• DIRECTIVE: Pull each line holding "grid" out of the entries below.

• Data tied to figure images:
================================
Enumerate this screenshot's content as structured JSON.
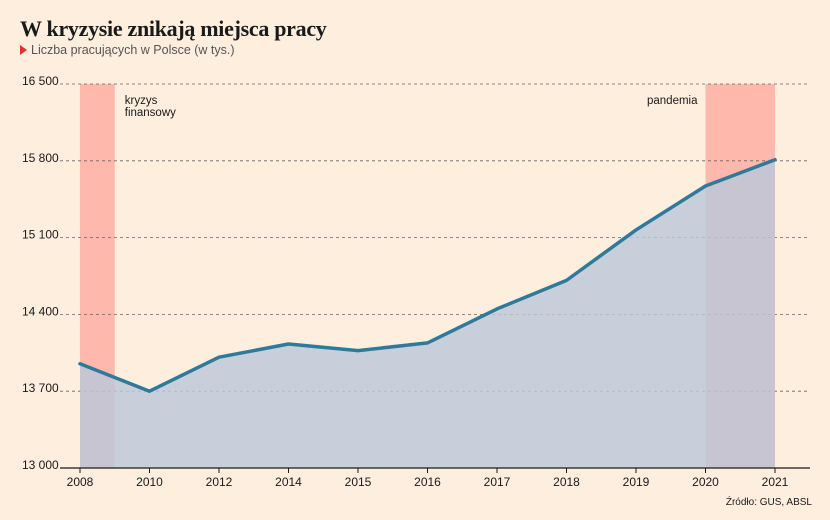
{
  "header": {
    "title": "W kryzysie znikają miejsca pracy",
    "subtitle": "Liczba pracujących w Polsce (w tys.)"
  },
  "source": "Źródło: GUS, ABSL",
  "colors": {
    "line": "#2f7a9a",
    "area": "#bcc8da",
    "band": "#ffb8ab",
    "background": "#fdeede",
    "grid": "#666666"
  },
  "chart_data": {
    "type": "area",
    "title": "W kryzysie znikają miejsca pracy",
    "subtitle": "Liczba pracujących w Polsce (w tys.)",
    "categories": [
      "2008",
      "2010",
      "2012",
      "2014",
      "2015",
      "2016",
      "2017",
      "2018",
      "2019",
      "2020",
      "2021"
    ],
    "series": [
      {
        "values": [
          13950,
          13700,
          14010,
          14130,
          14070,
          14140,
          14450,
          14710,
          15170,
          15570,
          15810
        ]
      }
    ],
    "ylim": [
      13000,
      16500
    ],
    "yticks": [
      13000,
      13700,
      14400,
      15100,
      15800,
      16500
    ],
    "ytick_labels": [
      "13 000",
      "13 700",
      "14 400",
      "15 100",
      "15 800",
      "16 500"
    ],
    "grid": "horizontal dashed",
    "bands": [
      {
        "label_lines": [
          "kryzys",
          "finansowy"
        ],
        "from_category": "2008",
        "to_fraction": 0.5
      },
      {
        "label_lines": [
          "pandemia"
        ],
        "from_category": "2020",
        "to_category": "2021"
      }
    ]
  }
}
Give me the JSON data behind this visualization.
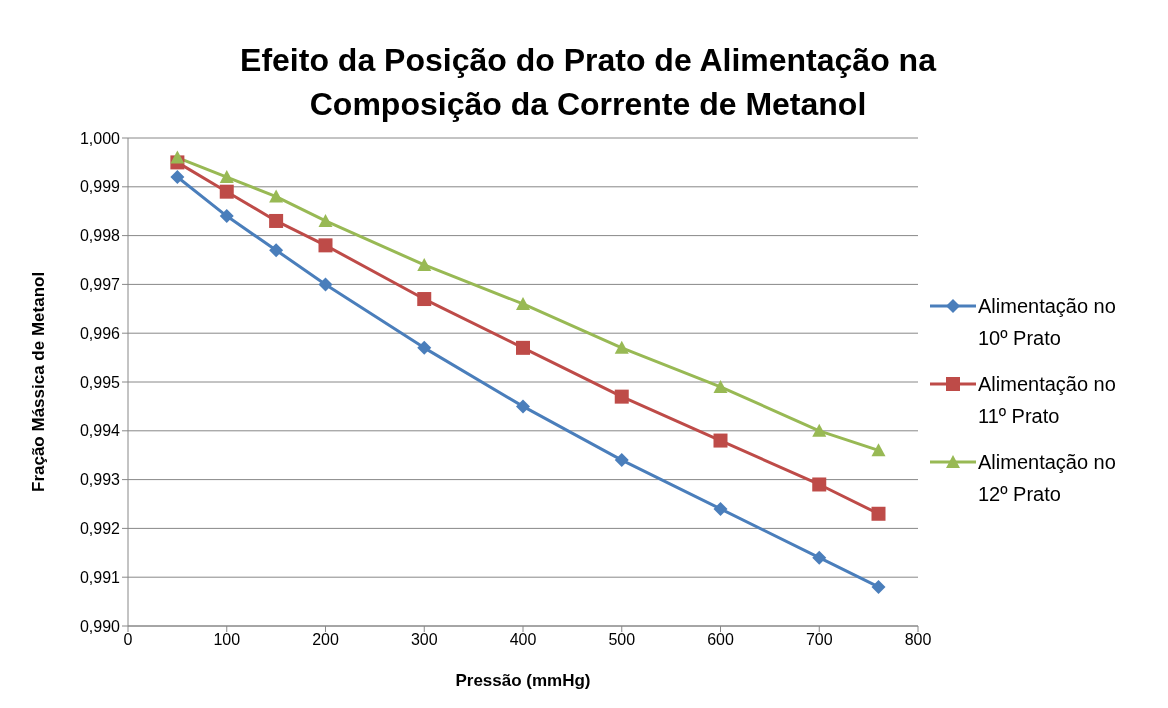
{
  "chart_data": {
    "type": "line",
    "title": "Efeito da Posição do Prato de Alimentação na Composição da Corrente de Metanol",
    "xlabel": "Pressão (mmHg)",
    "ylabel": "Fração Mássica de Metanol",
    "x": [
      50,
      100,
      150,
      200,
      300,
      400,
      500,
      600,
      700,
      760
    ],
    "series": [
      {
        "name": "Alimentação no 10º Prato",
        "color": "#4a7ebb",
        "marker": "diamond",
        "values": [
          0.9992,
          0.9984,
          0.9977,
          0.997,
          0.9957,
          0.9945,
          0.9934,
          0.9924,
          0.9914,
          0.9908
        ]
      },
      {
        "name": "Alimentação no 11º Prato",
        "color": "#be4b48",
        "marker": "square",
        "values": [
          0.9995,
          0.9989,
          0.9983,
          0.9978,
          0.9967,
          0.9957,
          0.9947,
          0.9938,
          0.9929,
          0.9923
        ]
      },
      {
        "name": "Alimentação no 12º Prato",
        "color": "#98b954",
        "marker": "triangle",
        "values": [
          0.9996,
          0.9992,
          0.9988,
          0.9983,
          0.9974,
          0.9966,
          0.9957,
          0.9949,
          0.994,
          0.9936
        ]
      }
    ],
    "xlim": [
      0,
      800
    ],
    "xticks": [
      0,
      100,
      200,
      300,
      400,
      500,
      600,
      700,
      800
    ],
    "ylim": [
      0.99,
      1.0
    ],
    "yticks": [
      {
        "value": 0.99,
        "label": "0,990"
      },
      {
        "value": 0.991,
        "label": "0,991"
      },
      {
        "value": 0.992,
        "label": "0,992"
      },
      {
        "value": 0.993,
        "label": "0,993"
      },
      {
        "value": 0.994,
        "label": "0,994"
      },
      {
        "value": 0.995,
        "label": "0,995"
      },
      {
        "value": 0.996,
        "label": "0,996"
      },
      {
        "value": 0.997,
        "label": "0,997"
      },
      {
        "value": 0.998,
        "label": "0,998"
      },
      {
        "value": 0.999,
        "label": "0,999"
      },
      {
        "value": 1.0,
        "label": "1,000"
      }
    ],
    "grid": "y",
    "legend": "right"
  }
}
================================
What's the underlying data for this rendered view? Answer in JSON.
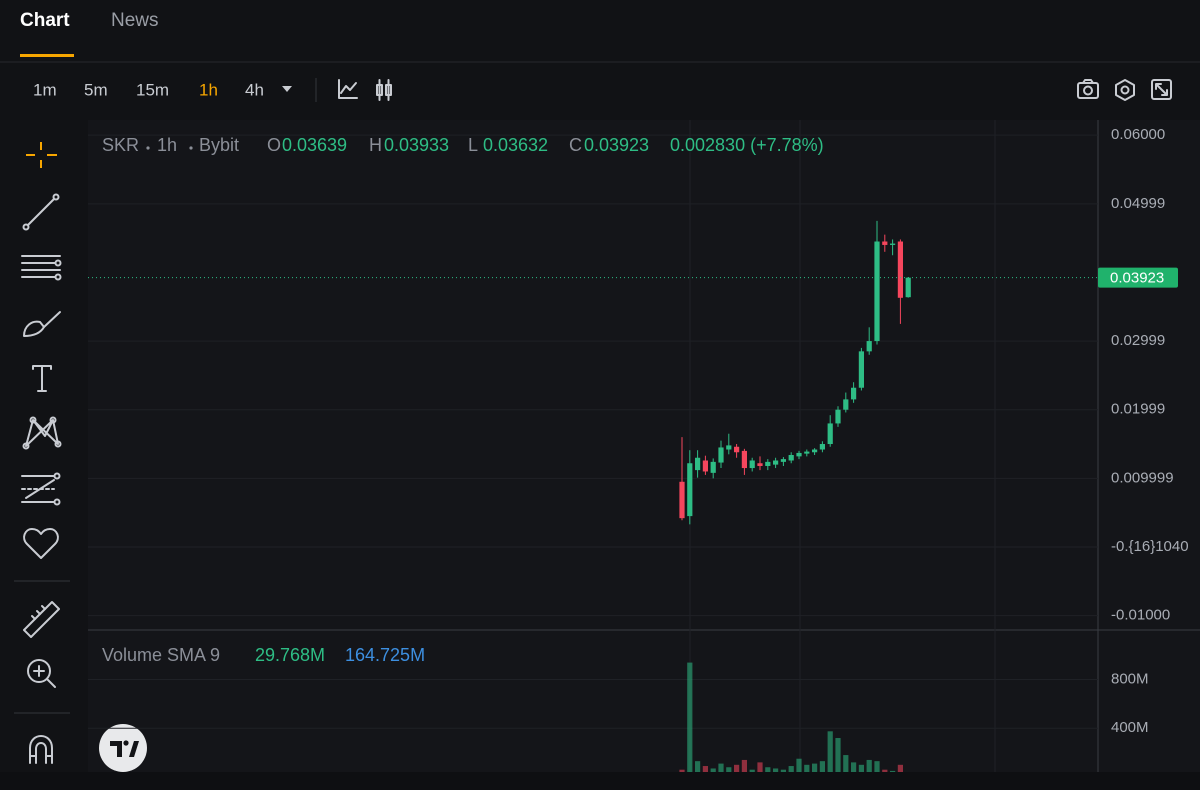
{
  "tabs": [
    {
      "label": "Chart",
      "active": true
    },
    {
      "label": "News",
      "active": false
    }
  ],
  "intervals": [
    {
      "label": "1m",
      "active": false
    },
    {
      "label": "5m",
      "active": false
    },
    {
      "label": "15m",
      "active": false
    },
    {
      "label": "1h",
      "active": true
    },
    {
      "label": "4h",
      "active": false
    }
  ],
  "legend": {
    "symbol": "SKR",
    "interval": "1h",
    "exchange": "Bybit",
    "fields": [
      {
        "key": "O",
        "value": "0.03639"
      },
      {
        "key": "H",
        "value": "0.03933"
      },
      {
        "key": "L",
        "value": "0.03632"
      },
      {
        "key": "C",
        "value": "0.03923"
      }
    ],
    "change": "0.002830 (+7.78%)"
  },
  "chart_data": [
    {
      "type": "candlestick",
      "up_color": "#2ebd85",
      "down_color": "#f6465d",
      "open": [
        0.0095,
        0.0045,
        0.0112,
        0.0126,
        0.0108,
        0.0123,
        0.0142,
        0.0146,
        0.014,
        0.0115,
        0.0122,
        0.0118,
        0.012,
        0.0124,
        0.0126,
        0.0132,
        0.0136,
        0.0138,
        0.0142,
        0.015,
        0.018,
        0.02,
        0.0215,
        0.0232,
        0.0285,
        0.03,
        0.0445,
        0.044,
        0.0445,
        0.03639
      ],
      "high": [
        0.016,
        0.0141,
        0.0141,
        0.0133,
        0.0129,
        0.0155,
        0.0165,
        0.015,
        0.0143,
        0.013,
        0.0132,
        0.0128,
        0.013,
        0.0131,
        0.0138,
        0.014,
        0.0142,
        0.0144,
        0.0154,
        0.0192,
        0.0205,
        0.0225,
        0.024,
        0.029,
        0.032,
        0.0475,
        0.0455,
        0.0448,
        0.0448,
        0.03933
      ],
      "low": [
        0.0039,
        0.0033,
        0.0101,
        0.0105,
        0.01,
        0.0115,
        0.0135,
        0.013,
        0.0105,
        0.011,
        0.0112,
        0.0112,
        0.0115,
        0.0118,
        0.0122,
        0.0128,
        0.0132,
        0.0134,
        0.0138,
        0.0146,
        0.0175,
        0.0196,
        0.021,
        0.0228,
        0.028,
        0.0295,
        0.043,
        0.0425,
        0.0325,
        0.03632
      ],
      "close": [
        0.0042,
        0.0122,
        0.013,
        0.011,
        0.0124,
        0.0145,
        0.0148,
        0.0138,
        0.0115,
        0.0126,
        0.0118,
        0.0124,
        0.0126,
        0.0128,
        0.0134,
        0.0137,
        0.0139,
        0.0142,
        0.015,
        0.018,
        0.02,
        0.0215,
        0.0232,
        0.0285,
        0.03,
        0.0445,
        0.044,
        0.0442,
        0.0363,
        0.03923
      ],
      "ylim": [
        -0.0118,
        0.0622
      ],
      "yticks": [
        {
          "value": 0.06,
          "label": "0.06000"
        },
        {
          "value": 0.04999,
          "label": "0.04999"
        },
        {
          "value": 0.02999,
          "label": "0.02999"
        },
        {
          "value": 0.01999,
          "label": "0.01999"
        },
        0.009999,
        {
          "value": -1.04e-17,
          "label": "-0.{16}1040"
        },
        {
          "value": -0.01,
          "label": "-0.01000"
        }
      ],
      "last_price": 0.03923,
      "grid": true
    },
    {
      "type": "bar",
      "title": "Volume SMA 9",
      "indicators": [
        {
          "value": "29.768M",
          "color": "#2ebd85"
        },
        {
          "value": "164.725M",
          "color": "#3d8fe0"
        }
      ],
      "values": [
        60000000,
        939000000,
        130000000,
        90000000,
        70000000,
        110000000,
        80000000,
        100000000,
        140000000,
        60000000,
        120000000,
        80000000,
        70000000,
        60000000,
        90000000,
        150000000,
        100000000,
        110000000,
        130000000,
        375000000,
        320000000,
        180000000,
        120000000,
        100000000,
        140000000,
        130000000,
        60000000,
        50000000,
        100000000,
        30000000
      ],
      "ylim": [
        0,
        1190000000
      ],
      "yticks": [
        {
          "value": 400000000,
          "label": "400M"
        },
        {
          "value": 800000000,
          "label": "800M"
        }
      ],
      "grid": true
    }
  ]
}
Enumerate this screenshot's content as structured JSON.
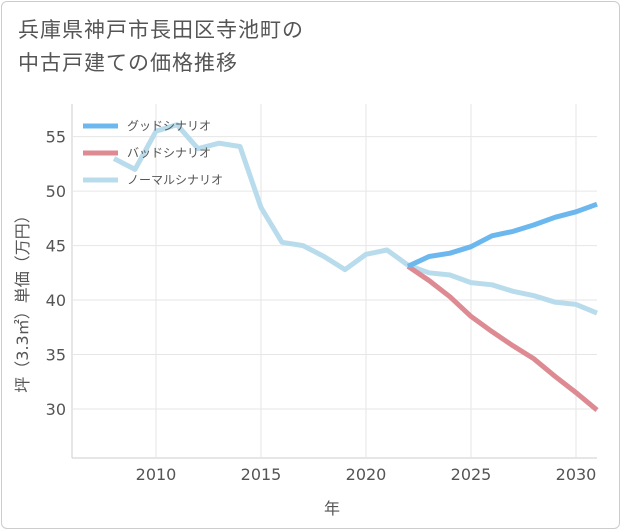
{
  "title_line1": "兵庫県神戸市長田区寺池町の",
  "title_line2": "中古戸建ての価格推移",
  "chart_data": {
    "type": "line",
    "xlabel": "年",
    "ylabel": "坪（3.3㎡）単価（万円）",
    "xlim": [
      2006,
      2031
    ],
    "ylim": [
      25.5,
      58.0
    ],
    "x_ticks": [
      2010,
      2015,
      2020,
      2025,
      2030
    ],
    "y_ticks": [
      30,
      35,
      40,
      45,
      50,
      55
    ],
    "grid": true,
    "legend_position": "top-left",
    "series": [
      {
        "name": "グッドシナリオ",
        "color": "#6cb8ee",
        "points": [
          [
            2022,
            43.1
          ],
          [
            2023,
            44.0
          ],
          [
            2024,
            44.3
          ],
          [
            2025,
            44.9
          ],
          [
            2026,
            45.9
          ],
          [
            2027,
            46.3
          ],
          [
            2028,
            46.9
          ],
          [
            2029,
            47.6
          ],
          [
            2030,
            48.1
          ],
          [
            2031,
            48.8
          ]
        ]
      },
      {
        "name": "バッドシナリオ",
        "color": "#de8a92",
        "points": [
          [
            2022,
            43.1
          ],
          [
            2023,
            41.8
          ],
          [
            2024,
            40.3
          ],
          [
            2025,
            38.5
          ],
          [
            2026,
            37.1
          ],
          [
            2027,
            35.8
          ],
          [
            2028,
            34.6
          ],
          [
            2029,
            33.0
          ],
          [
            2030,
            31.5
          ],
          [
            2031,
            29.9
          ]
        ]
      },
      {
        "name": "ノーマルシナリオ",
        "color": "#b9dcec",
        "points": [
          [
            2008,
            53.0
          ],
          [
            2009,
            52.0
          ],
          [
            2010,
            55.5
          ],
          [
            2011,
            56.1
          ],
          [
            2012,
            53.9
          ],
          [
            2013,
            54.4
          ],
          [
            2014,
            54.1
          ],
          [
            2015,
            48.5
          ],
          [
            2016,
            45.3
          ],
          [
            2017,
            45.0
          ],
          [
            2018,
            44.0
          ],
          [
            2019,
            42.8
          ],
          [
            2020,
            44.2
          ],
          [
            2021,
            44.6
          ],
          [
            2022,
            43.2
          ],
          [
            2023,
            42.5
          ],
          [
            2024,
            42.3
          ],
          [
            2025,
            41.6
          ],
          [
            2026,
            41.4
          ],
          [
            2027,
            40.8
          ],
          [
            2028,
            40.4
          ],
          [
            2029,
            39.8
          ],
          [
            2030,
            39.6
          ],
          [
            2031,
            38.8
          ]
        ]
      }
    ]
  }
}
================================
• ANSWER TO THE EXERCISE:
    "grid": "#666666"
    "grid": "horizontal dashed",
    "grid": "y",
      "grid": true
      "grid": true
    "grid": true,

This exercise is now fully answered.